▶ **What you have to do**
Take each line containing the word "horizontal" and copy it.

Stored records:
-*-
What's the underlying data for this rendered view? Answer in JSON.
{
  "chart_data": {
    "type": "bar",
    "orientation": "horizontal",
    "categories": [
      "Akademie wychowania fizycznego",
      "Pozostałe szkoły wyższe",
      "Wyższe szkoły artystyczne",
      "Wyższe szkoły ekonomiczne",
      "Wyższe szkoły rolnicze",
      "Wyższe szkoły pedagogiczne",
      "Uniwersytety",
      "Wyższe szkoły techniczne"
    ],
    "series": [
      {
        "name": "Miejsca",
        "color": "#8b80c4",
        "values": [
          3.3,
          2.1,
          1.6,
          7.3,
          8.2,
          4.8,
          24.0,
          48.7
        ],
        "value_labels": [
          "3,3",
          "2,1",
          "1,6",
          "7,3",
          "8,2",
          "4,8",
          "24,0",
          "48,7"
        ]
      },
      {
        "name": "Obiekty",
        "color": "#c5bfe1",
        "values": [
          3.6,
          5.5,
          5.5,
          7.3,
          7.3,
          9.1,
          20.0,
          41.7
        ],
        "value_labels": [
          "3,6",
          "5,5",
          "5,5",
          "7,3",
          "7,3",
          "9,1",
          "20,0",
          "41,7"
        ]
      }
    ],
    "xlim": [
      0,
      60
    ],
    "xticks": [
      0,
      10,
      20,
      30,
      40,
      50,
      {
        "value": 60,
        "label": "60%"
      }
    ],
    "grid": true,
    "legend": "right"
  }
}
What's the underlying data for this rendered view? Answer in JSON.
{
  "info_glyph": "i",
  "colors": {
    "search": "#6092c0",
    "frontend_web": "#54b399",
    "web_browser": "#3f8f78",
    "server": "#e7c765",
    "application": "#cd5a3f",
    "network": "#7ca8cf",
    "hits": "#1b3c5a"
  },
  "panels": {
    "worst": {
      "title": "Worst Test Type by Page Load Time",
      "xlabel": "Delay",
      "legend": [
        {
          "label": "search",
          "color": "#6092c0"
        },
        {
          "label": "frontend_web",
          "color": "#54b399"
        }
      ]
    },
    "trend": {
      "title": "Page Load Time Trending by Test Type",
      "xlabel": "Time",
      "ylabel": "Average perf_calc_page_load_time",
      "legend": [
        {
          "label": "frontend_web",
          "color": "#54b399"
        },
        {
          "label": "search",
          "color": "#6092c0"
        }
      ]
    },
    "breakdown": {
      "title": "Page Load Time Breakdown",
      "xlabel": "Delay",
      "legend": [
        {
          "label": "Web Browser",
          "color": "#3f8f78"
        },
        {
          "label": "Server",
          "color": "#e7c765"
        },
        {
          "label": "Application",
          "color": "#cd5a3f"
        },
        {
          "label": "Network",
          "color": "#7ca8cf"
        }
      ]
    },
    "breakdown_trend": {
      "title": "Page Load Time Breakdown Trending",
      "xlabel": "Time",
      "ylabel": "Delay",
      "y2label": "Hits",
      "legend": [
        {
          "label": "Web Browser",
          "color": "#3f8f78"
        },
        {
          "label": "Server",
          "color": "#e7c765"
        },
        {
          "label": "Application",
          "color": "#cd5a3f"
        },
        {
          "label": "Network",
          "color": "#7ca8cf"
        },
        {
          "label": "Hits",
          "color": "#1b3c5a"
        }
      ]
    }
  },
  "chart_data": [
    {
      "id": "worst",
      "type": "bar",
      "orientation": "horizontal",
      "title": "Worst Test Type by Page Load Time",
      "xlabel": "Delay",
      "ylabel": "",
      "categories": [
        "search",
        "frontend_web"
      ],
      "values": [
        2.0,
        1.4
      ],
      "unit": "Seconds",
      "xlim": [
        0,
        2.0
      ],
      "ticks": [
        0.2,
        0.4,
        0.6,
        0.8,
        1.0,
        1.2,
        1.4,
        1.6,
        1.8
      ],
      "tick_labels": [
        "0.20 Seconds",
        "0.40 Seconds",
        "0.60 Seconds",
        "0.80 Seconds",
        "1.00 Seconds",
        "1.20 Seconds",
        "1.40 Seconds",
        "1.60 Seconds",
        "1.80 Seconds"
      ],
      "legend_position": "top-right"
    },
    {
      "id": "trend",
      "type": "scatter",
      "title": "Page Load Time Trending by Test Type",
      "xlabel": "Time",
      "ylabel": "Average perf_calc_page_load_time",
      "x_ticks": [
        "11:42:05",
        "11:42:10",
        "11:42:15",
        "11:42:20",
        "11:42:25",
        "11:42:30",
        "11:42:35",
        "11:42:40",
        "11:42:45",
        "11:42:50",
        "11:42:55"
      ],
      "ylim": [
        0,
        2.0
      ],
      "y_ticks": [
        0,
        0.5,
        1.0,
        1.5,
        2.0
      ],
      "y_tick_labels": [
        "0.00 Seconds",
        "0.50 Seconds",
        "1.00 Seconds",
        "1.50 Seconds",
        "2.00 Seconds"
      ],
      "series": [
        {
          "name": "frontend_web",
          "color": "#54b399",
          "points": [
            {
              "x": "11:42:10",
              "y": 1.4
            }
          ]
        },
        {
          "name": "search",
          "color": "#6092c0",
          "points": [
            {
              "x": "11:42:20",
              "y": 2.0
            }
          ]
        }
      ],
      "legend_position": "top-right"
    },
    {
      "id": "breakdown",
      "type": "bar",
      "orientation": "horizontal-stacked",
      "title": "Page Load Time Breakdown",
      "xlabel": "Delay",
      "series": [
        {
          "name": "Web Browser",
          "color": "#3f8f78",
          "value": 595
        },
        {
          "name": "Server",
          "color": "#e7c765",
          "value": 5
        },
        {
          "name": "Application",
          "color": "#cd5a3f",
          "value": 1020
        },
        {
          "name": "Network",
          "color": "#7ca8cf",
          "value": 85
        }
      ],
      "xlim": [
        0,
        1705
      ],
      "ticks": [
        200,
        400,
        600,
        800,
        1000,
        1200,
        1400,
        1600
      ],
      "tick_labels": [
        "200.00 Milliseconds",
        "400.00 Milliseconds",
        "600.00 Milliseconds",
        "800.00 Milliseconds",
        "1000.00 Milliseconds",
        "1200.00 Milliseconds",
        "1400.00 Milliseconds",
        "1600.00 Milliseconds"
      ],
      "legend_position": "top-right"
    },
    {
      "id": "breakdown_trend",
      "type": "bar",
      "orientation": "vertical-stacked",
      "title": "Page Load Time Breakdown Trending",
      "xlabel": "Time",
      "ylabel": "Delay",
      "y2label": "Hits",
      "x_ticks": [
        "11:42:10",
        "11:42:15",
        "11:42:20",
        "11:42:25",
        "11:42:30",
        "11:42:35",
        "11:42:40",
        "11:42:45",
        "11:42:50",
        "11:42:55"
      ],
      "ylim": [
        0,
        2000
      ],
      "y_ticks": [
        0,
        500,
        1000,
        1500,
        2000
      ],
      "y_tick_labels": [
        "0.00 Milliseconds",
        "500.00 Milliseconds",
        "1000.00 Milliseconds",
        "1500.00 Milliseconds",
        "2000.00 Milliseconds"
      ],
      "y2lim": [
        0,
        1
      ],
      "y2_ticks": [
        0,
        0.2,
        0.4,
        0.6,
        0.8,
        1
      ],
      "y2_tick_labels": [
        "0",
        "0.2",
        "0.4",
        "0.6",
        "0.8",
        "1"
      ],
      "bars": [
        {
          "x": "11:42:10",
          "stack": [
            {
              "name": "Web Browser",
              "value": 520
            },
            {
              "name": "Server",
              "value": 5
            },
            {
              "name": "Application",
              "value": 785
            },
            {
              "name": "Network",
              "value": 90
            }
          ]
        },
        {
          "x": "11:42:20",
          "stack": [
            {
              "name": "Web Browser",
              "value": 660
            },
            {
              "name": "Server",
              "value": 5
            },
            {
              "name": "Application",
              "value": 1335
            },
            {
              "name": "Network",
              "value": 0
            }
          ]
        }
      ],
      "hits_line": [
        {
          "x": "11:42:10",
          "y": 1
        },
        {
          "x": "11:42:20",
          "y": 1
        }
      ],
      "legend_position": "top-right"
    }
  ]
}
-*-
▶ **Solution for this problem**
    "orientation": "horizontal",
      "orientation": "horizontal",
      "orientation": "horizontal-stacked",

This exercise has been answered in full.